▶ _Goal of the exercise_
Only the pictures are omitted; repeat all other data exactly.

▶ _Extracted entries_

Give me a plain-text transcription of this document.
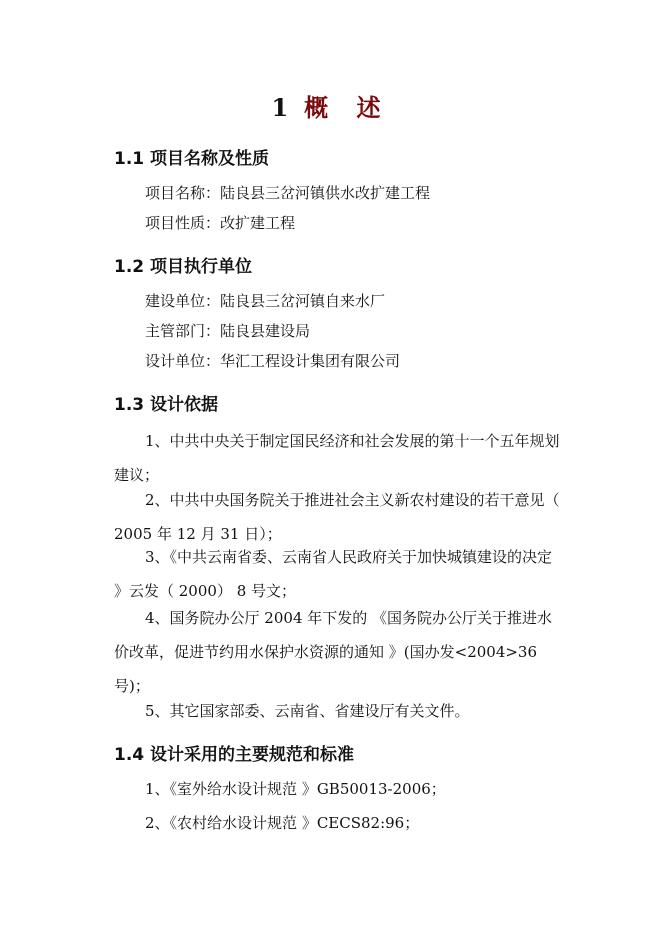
1 概 述
1.1 项目名称及性质
项目名称：陆良县三岔河镇供水改扩建工程
项目性质：改扩建工程
1.2 项目执行单位
建设单位：陆良县三岔河镇自来水厂
主管部门：陆良县建设局
设计单位：华汇工程设计集团有限公司
1.3 设计依据
1、中共中央关于制定国民经济和社会发展的第十一个五年规划建议；
2、中共中央国务院关于推进社会主义新农村建设的若干意见（ 2005 年 12 月 31 日）；
3、《中共云南省委、云南省人民政府关于加快城镇建设的决定 》云发（ 2000） 8 号文；
4、国务院办公厅 2004 年下发的 《国务院办公厅关于推进水价改革，促进节约用水保护水资源的通知 》(国办发<2004>36 号)；
5、其它国家部委、云南省、省建设厅有关文件。
1.4 设计采用的主要规范和标准
1、《室外给水设计规范 》GB50013-2006；
2、《农村给水设计规范 》CECS82:96；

▶ _Correct response_
Give me a plain-text transcription of this document.
1 概 述
1.1 项目名称及性质
项目名称：陆良县三岔河镇供水改扩建工程
项目性质：改扩建工程
1.2 项目执行单位
建设单位：陆良县三岔河镇自来水厂
主管部门：陆良县建设局
设计单位：华汇工程设计集团有限公司
1.3 设计依据
1、中共中央关于制定国民经济和社会发展的第十一个五年规划建议；
2、中共中央国务院关于推进社会主义新农村建设的若干意见（ 2005 年 12 月 31 日）；
3、《中共云南省委、云南省人民政府关于加快城镇建设的决定 》云发（ 2000） 8 号文；
4、国务院办公厅 2004 年下发的 《国务院办公厅关于推进水价改革，促进节约用水保护水资源的通知 》(国办发<2004>36 号)；
5、其它国家部委、云南省、省建设厅有关文件。
1.4 设计采用的主要规范和标准
1、《室外给水设计规范 》GB50013-2006；
2、《农村给水设计规范 》CECS82:96；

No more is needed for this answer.